All lines below must be repeated exactly, with the pictures omitted.

START

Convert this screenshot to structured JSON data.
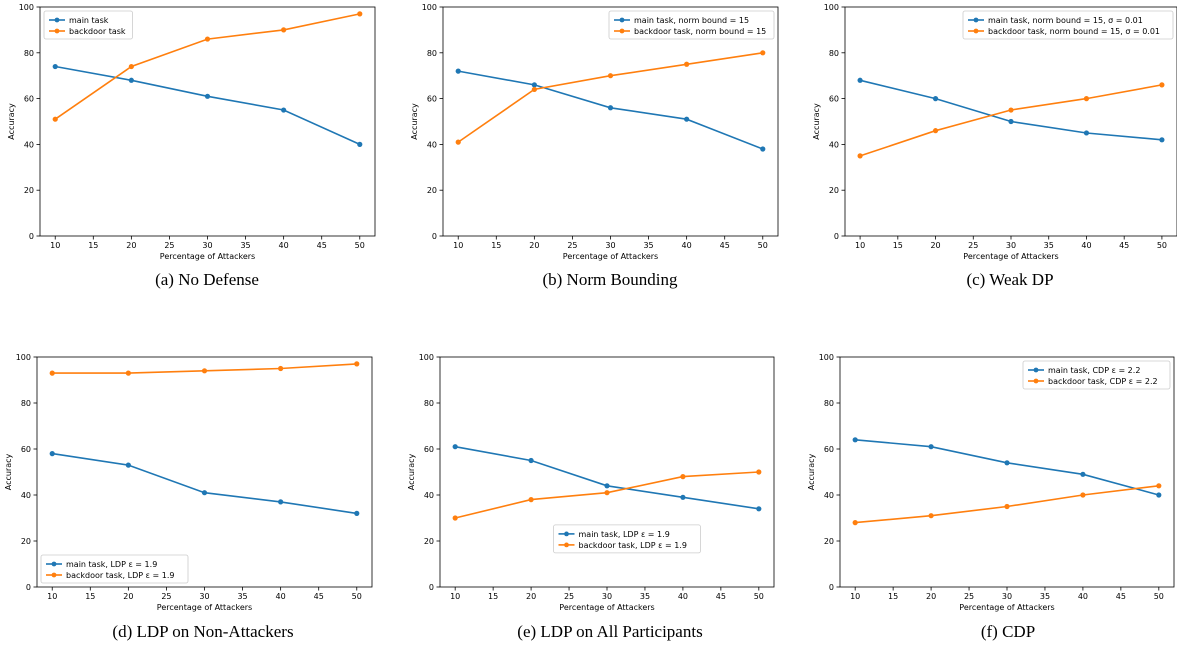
{
  "colors": {
    "main": "#1f77b4",
    "backdoor": "#ff7f0e"
  },
  "chart_data": [
    {
      "type": "line",
      "caption": "(a)  No Defense",
      "xlabel": "Percentage of Attackers",
      "ylabel": "Accuracy",
      "xlim": [
        8,
        52
      ],
      "ylim": [
        0,
        100
      ],
      "xticks": [
        10,
        15,
        20,
        25,
        30,
        35,
        40,
        45,
        50
      ],
      "yticks": [
        0,
        20,
        40,
        60,
        80,
        100
      ],
      "legend_position": "top-left",
      "x": [
        10,
        20,
        30,
        40,
        50
      ],
      "series": [
        {
          "name": "main task",
          "values": [
            74,
            68,
            61,
            55,
            40
          ]
        },
        {
          "name": "backdoor task",
          "values": [
            51,
            74,
            86,
            90,
            97
          ]
        }
      ]
    },
    {
      "type": "line",
      "caption": "(b)  Norm Bounding",
      "xlabel": "Percentage of Attackers",
      "ylabel": "Accuracy",
      "xlim": [
        8,
        52
      ],
      "ylim": [
        0,
        100
      ],
      "xticks": [
        10,
        15,
        20,
        25,
        30,
        35,
        40,
        45,
        50
      ],
      "yticks": [
        0,
        20,
        40,
        60,
        80,
        100
      ],
      "legend_position": "top-right",
      "x": [
        10,
        20,
        30,
        40,
        50
      ],
      "series": [
        {
          "name": "main task, norm bound = 15",
          "values": [
            72,
            66,
            56,
            51,
            38
          ]
        },
        {
          "name": "backdoor task, norm bound = 15",
          "values": [
            41,
            64,
            70,
            75,
            80
          ]
        }
      ]
    },
    {
      "type": "line",
      "caption": "(c)  Weak DP",
      "xlabel": "Percentage of Attackers",
      "ylabel": "Accuracy",
      "xlim": [
        8,
        52
      ],
      "ylim": [
        0,
        100
      ],
      "xticks": [
        10,
        15,
        20,
        25,
        30,
        35,
        40,
        45,
        50
      ],
      "yticks": [
        0,
        20,
        40,
        60,
        80,
        100
      ],
      "legend_position": "top-right",
      "x": [
        10,
        20,
        30,
        40,
        50
      ],
      "series": [
        {
          "name": "main task, norm bound = 15, σ = 0.01",
          "values": [
            68,
            60,
            50,
            45,
            42
          ]
        },
        {
          "name": "backdoor task, norm bound = 15, σ = 0.01",
          "values": [
            35,
            46,
            55,
            60,
            66
          ]
        }
      ]
    },
    {
      "type": "line",
      "caption": "(d)  LDP on Non-Attackers",
      "xlabel": "Percentage of Attackers",
      "ylabel": "Accuracy",
      "xlim": [
        8,
        52
      ],
      "ylim": [
        0,
        100
      ],
      "xticks": [
        10,
        15,
        20,
        25,
        30,
        35,
        40,
        45,
        50
      ],
      "yticks": [
        0,
        20,
        40,
        60,
        80,
        100
      ],
      "legend_position": "bottom-left",
      "x": [
        10,
        20,
        30,
        40,
        50
      ],
      "series": [
        {
          "name": "main task, LDP ε = 1.9",
          "values": [
            58,
            53,
            41,
            37,
            32
          ]
        },
        {
          "name": "backdoor task, LDP ε = 1.9",
          "values": [
            93,
            93,
            94,
            95,
            97
          ]
        }
      ]
    },
    {
      "type": "line",
      "caption": "(e)  LDP on All Participants",
      "xlabel": "Percentage of Attackers",
      "ylabel": "Accuracy",
      "xlim": [
        8,
        52
      ],
      "ylim": [
        0,
        100
      ],
      "xticks": [
        10,
        15,
        20,
        25,
        30,
        35,
        40,
        45,
        50
      ],
      "yticks": [
        0,
        20,
        40,
        60,
        80,
        100
      ],
      "legend_position": "lower-center",
      "x": [
        10,
        20,
        30,
        40,
        50
      ],
      "series": [
        {
          "name": "main task, LDP ε = 1.9",
          "values": [
            61,
            55,
            44,
            39,
            34
          ]
        },
        {
          "name": "backdoor task, LDP ε = 1.9",
          "values": [
            30,
            38,
            41,
            48,
            50
          ]
        }
      ]
    },
    {
      "type": "line",
      "caption": "(f)  CDP",
      "xlabel": "Percentage of Attackers",
      "ylabel": "Accuracy",
      "xlim": [
        8,
        52
      ],
      "ylim": [
        0,
        100
      ],
      "xticks": [
        10,
        15,
        20,
        25,
        30,
        35,
        40,
        45,
        50
      ],
      "yticks": [
        0,
        20,
        40,
        60,
        80,
        100
      ],
      "legend_position": "top-right",
      "x": [
        10,
        20,
        30,
        40,
        50
      ],
      "series": [
        {
          "name": "main task, CDP ε = 2.2",
          "values": [
            64,
            61,
            54,
            49,
            40
          ]
        },
        {
          "name": "backdoor task, CDP ε = 2.2",
          "values": [
            28,
            31,
            35,
            40,
            44
          ]
        }
      ]
    }
  ]
}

END

#### WRITTEN ANSWER:
Convert this screenshot to structured JSON data.
{
  "colors": {
    "main": "#1f77b4",
    "backdoor": "#ff7f0e"
  },
  "chart_data": [
    {
      "type": "line",
      "caption": "(a)  No Defense",
      "xlabel": "Percentage of Attackers",
      "ylabel": "Accuracy",
      "xlim": [
        8,
        52
      ],
      "ylim": [
        0,
        100
      ],
      "xticks": [
        10,
        15,
        20,
        25,
        30,
        35,
        40,
        45,
        50
      ],
      "yticks": [
        0,
        20,
        40,
        60,
        80,
        100
      ],
      "legend_position": "top-left",
      "x": [
        10,
        20,
        30,
        40,
        50
      ],
      "series": [
        {
          "name": "main task",
          "values": [
            74,
            68,
            61,
            55,
            40
          ]
        },
        {
          "name": "backdoor task",
          "values": [
            51,
            74,
            86,
            90,
            97
          ]
        }
      ]
    },
    {
      "type": "line",
      "caption": "(b)  Norm Bounding",
      "xlabel": "Percentage of Attackers",
      "ylabel": "Accuracy",
      "xlim": [
        8,
        52
      ],
      "ylim": [
        0,
        100
      ],
      "xticks": [
        10,
        15,
        20,
        25,
        30,
        35,
        40,
        45,
        50
      ],
      "yticks": [
        0,
        20,
        40,
        60,
        80,
        100
      ],
      "legend_position": "top-right",
      "x": [
        10,
        20,
        30,
        40,
        50
      ],
      "series": [
        {
          "name": "main task, norm bound = 15",
          "values": [
            72,
            66,
            56,
            51,
            38
          ]
        },
        {
          "name": "backdoor task, norm bound = 15",
          "values": [
            41,
            64,
            70,
            75,
            80
          ]
        }
      ]
    },
    {
      "type": "line",
      "caption": "(c)  Weak DP",
      "xlabel": "Percentage of Attackers",
      "ylabel": "Accuracy",
      "xlim": [
        8,
        52
      ],
      "ylim": [
        0,
        100
      ],
      "xticks": [
        10,
        15,
        20,
        25,
        30,
        35,
        40,
        45,
        50
      ],
      "yticks": [
        0,
        20,
        40,
        60,
        80,
        100
      ],
      "legend_position": "top-right",
      "x": [
        10,
        20,
        30,
        40,
        50
      ],
      "series": [
        {
          "name": "main task, norm bound = 15, σ = 0.01",
          "values": [
            68,
            60,
            50,
            45,
            42
          ]
        },
        {
          "name": "backdoor task, norm bound = 15, σ = 0.01",
          "values": [
            35,
            46,
            55,
            60,
            66
          ]
        }
      ]
    },
    {
      "type": "line",
      "caption": "(d)  LDP on Non-Attackers",
      "xlabel": "Percentage of Attackers",
      "ylabel": "Accuracy",
      "xlim": [
        8,
        52
      ],
      "ylim": [
        0,
        100
      ],
      "xticks": [
        10,
        15,
        20,
        25,
        30,
        35,
        40,
        45,
        50
      ],
      "yticks": [
        0,
        20,
        40,
        60,
        80,
        100
      ],
      "legend_position": "bottom-left",
      "x": [
        10,
        20,
        30,
        40,
        50
      ],
      "series": [
        {
          "name": "main task, LDP ε = 1.9",
          "values": [
            58,
            53,
            41,
            37,
            32
          ]
        },
        {
          "name": "backdoor task, LDP ε = 1.9",
          "values": [
            93,
            93,
            94,
            95,
            97
          ]
        }
      ]
    },
    {
      "type": "line",
      "caption": "(e)  LDP on All Participants",
      "xlabel": "Percentage of Attackers",
      "ylabel": "Accuracy",
      "xlim": [
        8,
        52
      ],
      "ylim": [
        0,
        100
      ],
      "xticks": [
        10,
        15,
        20,
        25,
        30,
        35,
        40,
        45,
        50
      ],
      "yticks": [
        0,
        20,
        40,
        60,
        80,
        100
      ],
      "legend_position": "lower-center",
      "x": [
        10,
        20,
        30,
        40,
        50
      ],
      "series": [
        {
          "name": "main task, LDP ε = 1.9",
          "values": [
            61,
            55,
            44,
            39,
            34
          ]
        },
        {
          "name": "backdoor task, LDP ε = 1.9",
          "values": [
            30,
            38,
            41,
            48,
            50
          ]
        }
      ]
    },
    {
      "type": "line",
      "caption": "(f)  CDP",
      "xlabel": "Percentage of Attackers",
      "ylabel": "Accuracy",
      "xlim": [
        8,
        52
      ],
      "ylim": [
        0,
        100
      ],
      "xticks": [
        10,
        15,
        20,
        25,
        30,
        35,
        40,
        45,
        50
      ],
      "yticks": [
        0,
        20,
        40,
        60,
        80,
        100
      ],
      "legend_position": "top-right",
      "x": [
        10,
        20,
        30,
        40,
        50
      ],
      "series": [
        {
          "name": "main task, CDP ε = 2.2",
          "values": [
            64,
            61,
            54,
            49,
            40
          ]
        },
        {
          "name": "backdoor task, CDP ε = 2.2",
          "values": [
            28,
            31,
            35,
            40,
            44
          ]
        }
      ]
    }
  ]
}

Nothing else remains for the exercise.